▶ Prompt
Wherever the string "legend" appears, copy the whole line.

··· Material supplied ···

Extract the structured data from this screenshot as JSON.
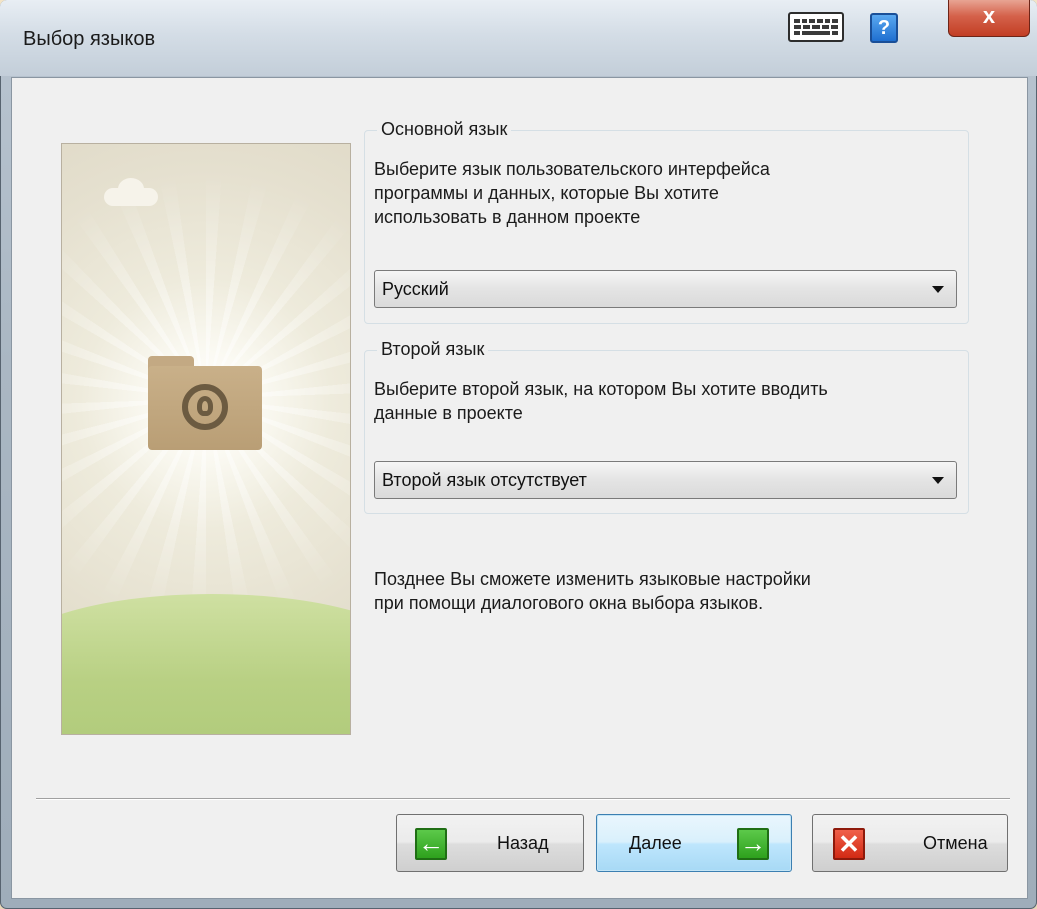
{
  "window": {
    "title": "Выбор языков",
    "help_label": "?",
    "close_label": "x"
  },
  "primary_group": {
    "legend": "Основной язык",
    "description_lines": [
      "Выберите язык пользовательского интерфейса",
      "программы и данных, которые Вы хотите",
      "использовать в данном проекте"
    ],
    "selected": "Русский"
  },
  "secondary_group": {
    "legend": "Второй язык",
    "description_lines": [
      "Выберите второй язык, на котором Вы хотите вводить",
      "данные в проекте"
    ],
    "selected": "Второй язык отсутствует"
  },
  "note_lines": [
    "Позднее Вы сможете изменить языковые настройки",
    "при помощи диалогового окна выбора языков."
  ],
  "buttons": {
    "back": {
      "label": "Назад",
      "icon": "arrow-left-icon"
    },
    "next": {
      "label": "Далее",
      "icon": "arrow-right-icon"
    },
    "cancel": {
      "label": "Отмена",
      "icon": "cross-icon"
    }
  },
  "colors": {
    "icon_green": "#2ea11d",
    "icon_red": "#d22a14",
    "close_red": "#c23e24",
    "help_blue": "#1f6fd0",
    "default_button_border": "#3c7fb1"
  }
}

···
··· Material supplied ···

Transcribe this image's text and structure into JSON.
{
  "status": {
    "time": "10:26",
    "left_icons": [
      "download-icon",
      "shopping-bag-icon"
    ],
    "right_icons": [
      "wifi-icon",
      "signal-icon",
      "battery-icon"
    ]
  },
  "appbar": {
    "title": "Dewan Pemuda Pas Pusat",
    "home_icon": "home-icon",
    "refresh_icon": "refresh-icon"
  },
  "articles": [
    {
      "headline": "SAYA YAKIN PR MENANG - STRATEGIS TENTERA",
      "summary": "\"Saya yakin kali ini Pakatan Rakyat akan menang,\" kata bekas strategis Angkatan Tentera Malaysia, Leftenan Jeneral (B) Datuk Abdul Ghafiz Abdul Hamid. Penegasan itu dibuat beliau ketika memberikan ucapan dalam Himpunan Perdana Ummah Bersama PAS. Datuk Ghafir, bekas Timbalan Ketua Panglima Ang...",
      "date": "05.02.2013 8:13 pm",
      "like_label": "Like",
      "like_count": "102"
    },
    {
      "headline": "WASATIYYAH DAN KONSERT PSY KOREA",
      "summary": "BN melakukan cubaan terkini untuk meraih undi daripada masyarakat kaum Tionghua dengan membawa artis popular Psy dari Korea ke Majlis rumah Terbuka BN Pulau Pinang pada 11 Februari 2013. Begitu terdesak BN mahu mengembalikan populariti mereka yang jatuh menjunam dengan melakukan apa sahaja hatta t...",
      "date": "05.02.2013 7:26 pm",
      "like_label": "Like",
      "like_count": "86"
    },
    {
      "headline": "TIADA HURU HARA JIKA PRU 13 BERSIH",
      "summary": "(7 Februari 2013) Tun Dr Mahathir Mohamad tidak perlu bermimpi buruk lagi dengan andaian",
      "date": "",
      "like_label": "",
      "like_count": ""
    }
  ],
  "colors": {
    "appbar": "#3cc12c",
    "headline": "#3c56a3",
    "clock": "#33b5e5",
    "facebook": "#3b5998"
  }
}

···

▶ Task result
    "legend": "Основной язык",
    "legend": "Второй язык",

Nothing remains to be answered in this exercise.